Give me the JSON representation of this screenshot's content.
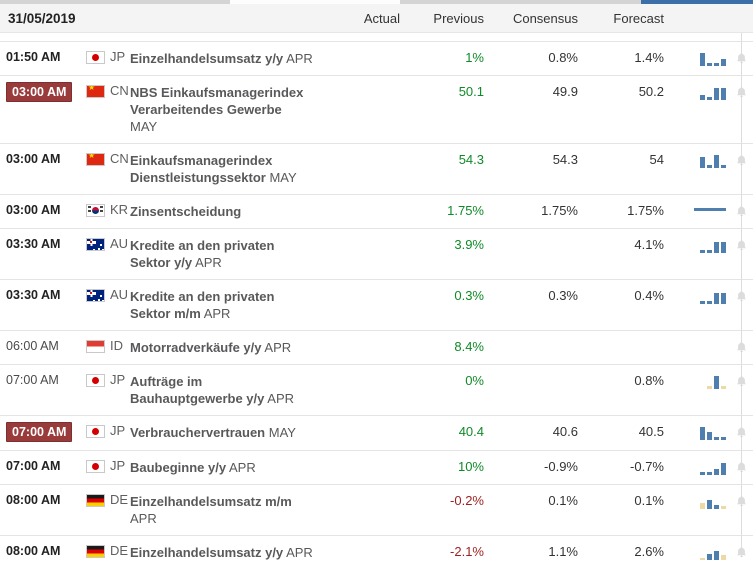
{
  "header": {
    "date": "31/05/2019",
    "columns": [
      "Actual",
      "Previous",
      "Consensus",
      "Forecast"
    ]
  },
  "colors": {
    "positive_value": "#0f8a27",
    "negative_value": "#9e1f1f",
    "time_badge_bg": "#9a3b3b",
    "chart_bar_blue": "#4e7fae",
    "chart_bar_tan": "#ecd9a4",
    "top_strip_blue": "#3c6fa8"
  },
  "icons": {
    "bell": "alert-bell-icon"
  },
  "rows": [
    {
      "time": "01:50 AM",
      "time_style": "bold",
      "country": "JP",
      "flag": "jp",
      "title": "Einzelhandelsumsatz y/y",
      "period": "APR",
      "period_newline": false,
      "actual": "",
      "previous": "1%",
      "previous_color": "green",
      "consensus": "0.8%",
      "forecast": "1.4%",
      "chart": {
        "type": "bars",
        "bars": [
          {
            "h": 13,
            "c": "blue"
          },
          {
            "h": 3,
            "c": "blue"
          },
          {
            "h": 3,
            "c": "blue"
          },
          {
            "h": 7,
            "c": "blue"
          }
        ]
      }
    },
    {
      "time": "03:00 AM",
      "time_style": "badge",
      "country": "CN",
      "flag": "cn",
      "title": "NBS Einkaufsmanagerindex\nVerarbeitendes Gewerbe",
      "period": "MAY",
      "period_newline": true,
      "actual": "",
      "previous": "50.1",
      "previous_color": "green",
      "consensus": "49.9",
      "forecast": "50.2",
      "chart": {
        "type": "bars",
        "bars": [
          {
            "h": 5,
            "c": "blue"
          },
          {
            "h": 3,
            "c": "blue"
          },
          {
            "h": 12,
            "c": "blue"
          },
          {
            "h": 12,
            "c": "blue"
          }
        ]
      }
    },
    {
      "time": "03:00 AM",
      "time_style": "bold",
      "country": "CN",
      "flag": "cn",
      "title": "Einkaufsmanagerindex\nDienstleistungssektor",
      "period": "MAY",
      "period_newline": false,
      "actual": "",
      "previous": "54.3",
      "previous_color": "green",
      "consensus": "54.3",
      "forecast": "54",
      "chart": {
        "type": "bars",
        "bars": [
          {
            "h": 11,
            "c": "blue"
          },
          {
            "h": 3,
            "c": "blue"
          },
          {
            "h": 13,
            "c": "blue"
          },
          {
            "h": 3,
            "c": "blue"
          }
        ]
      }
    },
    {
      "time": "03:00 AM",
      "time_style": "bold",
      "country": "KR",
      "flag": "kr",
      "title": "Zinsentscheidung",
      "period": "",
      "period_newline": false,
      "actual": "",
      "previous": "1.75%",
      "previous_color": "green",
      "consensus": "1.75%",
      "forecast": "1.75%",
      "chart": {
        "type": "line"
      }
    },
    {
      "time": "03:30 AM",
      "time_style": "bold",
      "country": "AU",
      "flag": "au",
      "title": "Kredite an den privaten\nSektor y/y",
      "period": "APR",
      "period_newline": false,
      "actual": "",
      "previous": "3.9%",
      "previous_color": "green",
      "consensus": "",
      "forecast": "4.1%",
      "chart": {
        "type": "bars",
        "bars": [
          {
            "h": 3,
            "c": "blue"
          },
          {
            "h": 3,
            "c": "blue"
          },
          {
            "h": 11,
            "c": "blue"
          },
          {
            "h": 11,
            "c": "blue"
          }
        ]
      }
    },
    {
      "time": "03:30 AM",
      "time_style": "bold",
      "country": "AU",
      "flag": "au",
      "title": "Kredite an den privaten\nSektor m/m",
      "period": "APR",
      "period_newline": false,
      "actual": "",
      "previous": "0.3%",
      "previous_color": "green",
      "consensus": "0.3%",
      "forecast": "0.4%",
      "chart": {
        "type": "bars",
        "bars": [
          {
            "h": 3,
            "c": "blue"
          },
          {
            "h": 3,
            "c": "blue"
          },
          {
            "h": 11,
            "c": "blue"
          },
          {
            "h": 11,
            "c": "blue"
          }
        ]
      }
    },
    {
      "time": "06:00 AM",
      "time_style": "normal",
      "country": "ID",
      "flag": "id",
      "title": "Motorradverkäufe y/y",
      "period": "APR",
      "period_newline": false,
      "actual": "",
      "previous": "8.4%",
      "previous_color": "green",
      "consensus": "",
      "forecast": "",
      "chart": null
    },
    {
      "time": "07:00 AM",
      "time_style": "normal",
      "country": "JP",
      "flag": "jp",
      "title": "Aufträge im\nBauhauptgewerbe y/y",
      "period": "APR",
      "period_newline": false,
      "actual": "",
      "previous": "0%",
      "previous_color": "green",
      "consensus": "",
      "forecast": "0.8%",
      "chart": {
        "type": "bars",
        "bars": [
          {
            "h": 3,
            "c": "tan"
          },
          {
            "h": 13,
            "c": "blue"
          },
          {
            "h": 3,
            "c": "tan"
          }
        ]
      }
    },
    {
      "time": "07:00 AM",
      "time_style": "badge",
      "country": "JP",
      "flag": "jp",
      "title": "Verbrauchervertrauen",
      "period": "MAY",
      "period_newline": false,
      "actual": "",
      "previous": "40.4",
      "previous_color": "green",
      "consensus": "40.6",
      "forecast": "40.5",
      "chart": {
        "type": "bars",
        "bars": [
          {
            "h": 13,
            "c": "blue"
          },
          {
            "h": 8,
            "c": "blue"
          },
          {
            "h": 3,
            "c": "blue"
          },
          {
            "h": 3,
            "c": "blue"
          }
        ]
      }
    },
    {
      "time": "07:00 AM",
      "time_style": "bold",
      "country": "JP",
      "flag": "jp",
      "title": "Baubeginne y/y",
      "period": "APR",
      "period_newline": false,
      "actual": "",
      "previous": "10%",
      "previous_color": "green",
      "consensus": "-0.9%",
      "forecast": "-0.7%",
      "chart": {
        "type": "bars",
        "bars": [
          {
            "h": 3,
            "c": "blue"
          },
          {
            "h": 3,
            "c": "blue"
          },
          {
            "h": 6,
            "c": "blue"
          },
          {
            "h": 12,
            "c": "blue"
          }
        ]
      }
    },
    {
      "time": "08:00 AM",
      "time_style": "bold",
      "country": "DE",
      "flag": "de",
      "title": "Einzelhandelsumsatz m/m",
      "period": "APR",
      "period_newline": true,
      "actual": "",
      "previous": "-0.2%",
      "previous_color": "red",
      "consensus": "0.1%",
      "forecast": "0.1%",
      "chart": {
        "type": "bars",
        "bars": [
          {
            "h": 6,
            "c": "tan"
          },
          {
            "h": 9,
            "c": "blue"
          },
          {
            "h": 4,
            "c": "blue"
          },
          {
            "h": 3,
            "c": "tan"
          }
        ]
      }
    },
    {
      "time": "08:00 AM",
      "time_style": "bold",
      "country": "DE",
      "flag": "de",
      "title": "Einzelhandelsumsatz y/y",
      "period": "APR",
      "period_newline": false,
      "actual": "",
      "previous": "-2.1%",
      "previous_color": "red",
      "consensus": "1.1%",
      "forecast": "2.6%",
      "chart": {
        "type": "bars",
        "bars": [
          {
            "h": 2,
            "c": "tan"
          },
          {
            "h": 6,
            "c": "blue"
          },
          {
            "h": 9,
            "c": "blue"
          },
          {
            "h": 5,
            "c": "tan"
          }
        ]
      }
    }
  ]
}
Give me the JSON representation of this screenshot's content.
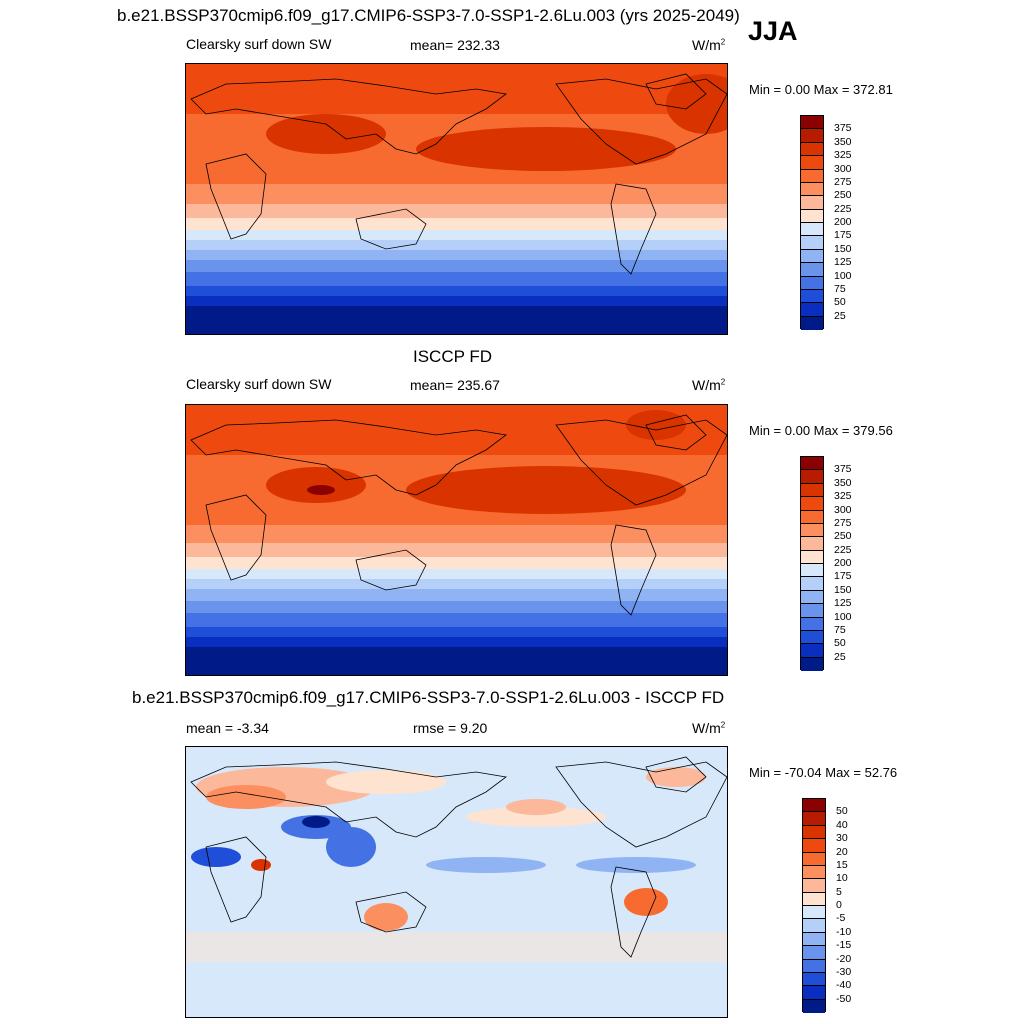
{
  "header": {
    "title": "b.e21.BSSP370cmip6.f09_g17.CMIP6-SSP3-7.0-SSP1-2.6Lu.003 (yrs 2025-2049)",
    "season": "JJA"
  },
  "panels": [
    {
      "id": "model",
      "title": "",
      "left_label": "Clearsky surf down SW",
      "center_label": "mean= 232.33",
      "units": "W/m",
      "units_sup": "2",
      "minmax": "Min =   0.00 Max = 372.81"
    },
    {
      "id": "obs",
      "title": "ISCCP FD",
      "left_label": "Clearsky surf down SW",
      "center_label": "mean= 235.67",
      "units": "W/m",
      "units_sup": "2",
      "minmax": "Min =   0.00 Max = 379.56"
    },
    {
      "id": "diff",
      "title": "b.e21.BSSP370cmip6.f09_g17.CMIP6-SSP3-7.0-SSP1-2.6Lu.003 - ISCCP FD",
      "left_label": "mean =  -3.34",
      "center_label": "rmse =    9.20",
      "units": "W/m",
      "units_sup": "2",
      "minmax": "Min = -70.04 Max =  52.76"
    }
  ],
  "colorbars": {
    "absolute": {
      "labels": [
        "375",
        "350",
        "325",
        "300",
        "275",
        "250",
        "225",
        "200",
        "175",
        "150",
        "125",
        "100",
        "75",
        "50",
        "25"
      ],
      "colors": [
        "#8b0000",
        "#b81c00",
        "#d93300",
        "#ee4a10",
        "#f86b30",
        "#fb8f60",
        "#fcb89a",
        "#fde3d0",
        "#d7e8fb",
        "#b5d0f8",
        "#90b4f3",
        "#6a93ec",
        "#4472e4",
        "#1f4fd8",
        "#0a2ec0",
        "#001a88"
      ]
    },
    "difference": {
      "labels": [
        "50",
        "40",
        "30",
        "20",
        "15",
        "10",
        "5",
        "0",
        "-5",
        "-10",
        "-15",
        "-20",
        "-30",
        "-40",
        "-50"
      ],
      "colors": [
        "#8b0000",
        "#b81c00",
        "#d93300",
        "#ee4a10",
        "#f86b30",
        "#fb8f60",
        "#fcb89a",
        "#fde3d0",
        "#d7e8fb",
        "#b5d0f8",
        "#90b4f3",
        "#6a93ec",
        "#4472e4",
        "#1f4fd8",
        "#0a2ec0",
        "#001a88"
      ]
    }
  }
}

○ ○ ○ ○ ○

### Exercise objective:
Pick every line with "privaten" in it and copy it.

### Solution:
      "title": "Kredite an den privaten\nSektor y/y",
      "title": "Kredite an den privaten\nSektor m/m",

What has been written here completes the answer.